WORK TO COMPLETE: Please print the full listing exactly.

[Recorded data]
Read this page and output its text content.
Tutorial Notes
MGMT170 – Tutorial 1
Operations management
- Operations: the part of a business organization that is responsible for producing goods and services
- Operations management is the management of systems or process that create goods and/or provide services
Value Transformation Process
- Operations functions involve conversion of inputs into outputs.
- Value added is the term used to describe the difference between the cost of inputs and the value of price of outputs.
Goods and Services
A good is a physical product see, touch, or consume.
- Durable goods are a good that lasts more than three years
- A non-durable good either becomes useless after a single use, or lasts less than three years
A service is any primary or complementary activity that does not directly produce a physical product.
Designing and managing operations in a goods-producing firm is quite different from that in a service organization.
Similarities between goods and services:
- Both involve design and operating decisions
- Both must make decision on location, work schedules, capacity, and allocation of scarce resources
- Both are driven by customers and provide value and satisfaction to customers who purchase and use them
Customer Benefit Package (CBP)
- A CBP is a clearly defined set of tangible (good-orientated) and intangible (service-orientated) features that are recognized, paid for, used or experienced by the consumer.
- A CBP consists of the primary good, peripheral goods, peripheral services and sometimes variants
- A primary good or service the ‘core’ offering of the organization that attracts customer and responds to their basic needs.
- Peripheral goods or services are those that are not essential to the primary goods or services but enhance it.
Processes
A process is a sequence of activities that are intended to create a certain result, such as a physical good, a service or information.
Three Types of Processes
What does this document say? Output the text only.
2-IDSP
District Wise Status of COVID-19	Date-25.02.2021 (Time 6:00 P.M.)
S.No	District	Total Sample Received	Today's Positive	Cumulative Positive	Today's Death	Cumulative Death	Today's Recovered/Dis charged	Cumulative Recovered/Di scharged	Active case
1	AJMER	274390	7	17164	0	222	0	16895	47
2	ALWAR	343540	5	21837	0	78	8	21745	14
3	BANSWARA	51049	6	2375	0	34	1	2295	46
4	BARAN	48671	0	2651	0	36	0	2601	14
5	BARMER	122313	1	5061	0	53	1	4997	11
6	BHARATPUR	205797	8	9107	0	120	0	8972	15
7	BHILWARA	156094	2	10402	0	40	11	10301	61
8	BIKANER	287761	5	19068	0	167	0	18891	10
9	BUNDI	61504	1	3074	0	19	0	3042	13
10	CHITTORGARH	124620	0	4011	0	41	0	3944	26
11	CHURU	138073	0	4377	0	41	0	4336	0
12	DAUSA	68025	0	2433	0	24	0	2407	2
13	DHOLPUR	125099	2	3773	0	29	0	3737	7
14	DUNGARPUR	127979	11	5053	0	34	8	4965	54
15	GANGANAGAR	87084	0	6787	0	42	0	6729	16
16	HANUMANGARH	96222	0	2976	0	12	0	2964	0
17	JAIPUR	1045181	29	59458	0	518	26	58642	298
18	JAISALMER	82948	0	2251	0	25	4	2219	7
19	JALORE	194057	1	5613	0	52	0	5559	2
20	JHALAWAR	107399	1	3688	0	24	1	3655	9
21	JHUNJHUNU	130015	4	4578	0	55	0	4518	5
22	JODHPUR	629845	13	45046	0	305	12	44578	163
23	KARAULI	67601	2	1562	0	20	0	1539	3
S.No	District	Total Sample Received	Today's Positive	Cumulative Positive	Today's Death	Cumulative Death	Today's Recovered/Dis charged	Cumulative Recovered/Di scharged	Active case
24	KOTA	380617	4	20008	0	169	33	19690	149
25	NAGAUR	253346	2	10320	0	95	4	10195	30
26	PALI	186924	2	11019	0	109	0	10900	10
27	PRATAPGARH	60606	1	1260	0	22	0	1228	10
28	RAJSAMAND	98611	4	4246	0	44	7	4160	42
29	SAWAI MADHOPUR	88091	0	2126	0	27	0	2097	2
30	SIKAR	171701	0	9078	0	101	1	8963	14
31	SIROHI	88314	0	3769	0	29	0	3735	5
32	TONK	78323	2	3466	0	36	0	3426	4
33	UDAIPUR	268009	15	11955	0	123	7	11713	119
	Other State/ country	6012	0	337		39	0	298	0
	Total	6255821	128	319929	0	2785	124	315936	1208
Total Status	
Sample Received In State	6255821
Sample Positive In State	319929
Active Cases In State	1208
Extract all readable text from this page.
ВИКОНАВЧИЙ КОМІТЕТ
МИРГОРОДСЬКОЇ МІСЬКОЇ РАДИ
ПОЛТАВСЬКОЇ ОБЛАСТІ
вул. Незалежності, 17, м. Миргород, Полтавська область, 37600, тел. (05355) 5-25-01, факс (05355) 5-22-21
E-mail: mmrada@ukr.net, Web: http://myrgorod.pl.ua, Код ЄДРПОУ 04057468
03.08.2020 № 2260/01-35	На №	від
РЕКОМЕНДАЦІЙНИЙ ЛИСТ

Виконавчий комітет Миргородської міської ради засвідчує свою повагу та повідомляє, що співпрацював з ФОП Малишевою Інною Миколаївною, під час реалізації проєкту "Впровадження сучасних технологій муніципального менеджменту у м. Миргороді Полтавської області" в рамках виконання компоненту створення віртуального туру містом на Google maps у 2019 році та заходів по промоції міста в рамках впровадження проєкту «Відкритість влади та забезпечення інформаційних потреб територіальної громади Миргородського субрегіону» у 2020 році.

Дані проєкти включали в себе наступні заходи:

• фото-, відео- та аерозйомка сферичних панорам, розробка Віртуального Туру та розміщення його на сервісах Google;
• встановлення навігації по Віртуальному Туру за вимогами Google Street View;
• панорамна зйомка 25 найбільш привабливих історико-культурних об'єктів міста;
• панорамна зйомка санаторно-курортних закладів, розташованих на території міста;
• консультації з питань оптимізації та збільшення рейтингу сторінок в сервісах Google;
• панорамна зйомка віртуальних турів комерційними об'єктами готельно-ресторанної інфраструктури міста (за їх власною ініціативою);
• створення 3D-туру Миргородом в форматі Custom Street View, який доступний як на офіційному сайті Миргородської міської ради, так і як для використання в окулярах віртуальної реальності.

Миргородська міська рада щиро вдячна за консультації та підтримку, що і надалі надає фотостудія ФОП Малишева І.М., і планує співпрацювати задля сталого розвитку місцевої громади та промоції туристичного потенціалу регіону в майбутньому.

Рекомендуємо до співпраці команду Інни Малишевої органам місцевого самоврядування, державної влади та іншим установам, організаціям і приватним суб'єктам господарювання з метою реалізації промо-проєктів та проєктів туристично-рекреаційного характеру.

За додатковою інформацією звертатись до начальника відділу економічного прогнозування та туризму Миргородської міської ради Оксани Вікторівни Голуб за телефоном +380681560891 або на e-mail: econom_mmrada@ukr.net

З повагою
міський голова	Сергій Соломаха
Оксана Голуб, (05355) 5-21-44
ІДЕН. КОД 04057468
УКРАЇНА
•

ANSWER TO THIS TASK:
Read this page and output its text content.
Tutorial Notes
MGMT170 – Tutorial 1
Operations management
- Operations: the part of a business organization that is responsible for producing goods and services
- Operations management is the management of systems or process that create goods and/or provide services
Value Transformation Process
- Operations functions involve conversion of inputs into outputs.
- Value added is the term used to describe the difference between the cost of inputs and the value of price of outputs.
Goods and Services
A good is a physical product see, touch, or consume.
- Durable goods are a good that lasts more than three years
- A non-durable good either becomes useless after a single use, or lasts less than three years
A service is any primary or complementary activity that does not directly produce a physical product.
Designing and managing operations in a goods-producing firm is quite different from that in a service organization.
Similarities between goods and services:
- Both involve design and operating decisions
- Both must make decision on location, work schedules, capacity, and allocation of scarce resources
- Both are driven by customers and provide value and satisfaction to customers who purchase and use them
Customer Benefit Package (CBP)
- A CBP is a clearly defined set of tangible (good-orientated) and intangible (service-orientated) features that are recognized, paid for, used or experienced by the consumer.
- A CBP consists of the primary good, peripheral goods, peripheral services and sometimes variants
- A primary good or service the ‘core’ offering of the organization that attracts customer and responds to their basic needs.
- Peripheral goods or services are those that are not essential to the primary goods or services but enhance it.
Processes
A process is a sequence of activities that are intended to create a certain result, such as a physical good, a service or information.
Three Types of Processes
What does this document say? Output the text only.
2-IDSP
District Wise Status of COVID-19	Date-25.02.2021 (Time 6:00 P.M.)
S.No	District	Total Sample Received	Today's Positive	Cumulative Positive	Today's Death	Cumulative Death	Today's Recovered/Dis charged	Cumulative Recovered/Di scharged	Active case
1	AJMER	274390	7	17164	0	222	0	16895	47
2	ALWAR	343540	5	21837	0	78	8	21745	14
3	BANSWARA	51049	6	2375	0	34	1	2295	46
4	BARAN	48671	0	2651	0	36	0	2601	14
5	BARMER	122313	1	5061	0	53	1	4997	11
6	BHARATPUR	205797	8	9107	0	120	0	8972	15
7	BHILWARA	156094	2	10402	0	40	11	10301	61
8	BIKANER	287761	5	19068	0	167	0	18891	10
9	BUNDI	61504	1	3074	0	19	0	3042	13
10	CHITTORGARH	124620	0	4011	0	41	0	3944	26
11	CHURU	138073	0	4377	0	41	0	4336	0
12	DAUSA	68025	0	2433	0	24	0	2407	2
13	DHOLPUR	125099	2	3773	0	29	0	3737	7
14	DUNGARPUR	127979	11	5053	0	34	8	4965	54
15	GANGANAGAR	87084	0	6787	0	42	0	6729	16
16	HANUMANGARH	96222	0	2976	0	12	0	2964	0
17	JAIPUR	1045181	29	59458	0	518	26	58642	298
18	JAISALMER	82948	0	2251	0	25	4	2219	7
19	JALORE	194057	1	5613	0	52	0	5559	2
20	JHALAWAR	107399	1	3688	0	24	1	3655	9
21	JHUNJHUNU	130015	4	4578	0	55	0	4518	5
22	JODHPUR	629845	13	45046	0	305	12	44578	163
23	KARAULI	67601	2	1562	0	20	0	1539	3
S.No	District	Total Sample Received	Today's Positive	Cumulative Positive	Today's Death	Cumulative Death	Today's Recovered/Dis charged	Cumulative Recovered/Di scharged	Active case
24	KOTA	380617	4	20008	0	169	33	19690	149
25	NAGAUR	253346	2	10320	0	95	4	10195	30
26	PALI	186924	2	11019	0	109	0	10900	10
27	PRATAPGARH	60606	1	1260	0	22	0	1228	10
28	RAJSAMAND	98611	4	4246	0	44	7	4160	42
29	SAWAI MADHOPUR	88091	0	2126	0	27	0	2097	2
30	SIKAR	171701	0	9078	0	101	1	8963	14
31	SIROHI	88314	0	3769	0	29	0	3735	5
32	TONK	78323	2	3466	0	36	0	3426	4
33	UDAIPUR	268009	15	11955	0	123	7	11713	119
	Other State/ country	6012	0	337		39	0	298	0
	Total	6255821	128	319929	0	2785	124	315936	1208
Total Status	
Sample Received In State	6255821
Sample Positive In State	319929
Active Cases In State	1208
Extract all readable text from this page.
ВИКОНАВЧИЙ КОМІТЕТ
МИРГОРОДСЬКОЇ МІСЬКОЇ РАДИ
ПОЛТАВСЬКОЇ ОБЛАСТІ
вул. Незалежності, 17, м. Миргород, Полтавська область, 37600, тел. (05355) 5-25-01, факс (05355) 5-22-21
E-mail: mmrada@ukr.net, Web: http://myrgorod.pl.ua, Код ЄДРПОУ 04057468
03.08.2020 № 2260/01-35	На №	від
РЕКОМЕНДАЦІЙНИЙ ЛИСТ

Виконавчий комітет Миргородської міської ради засвідчує свою повагу та повідомляє, що співпрацював з ФОП Малишевою Інною Миколаївною, під час реалізації проєкту "Впровадження сучасних технологій муніципального менеджменту у м. Миргороді Полтавської області" в рамках виконання компоненту створення віртуального туру містом на Google maps у 2019 році та заходів по промоції міста в рамках впровадження проєкту «Відкритість влади та забезпечення інформаційних потреб територіальної громади Миргородського субрегіону» у 2020 році.

Дані проєкти включали в себе наступні заходи:

• фото-, відео- та аерозйомка сферичних панорам, розробка Віртуального Туру та розміщення його на сервісах Google;
• встановлення навігації по Віртуальному Туру за вимогами Google Street View;
• панорамна зйомка 25 найбільш привабливих історико-культурних об'єктів міста;
• панорамна зйомка санаторно-курортних закладів, розташованих на території міста;
• консультації з питань оптимізації та збільшення рейтингу сторінок в сервісах Google;
• панорамна зйомка віртуальних турів комерційними об'єктами готельно-ресторанної інфраструктури міста (за їх власною ініціативою);
• створення 3D-туру Миргородом в форматі Custom Street View, який доступний як на офіційному сайті Миргородської міської ради, так і як для використання в окулярах віртуальної реальності.

Миргородська міська рада щиро вдячна за консультації та підтримку, що і надалі надає фотостудія ФОП Малишева І.М., і планує співпрацювати задля сталого розвитку місцевої громади та промоції туристичного потенціалу регіону в майбутньому.

Рекомендуємо до співпраці команду Інни Малишевої органам місцевого самоврядування, державної влади та іншим установам, організаціям і приватним суб'єктам господарювання з метою реалізації промо-проєктів та проєктів туристично-рекреаційного характеру.

За додатковою інформацією звертатись до начальника відділу економічного прогнозування та туризму Миргородської міської ради Оксани Вікторівни Голуб за телефоном +380681560891 або на e-mail: econom_mmrada@ukr.net

З повагою
міський голова	Сергій Соломаха
Оксана Голуб, (05355) 5-21-44
ІДЕН. КОД 04057468
УКРАЇНА
•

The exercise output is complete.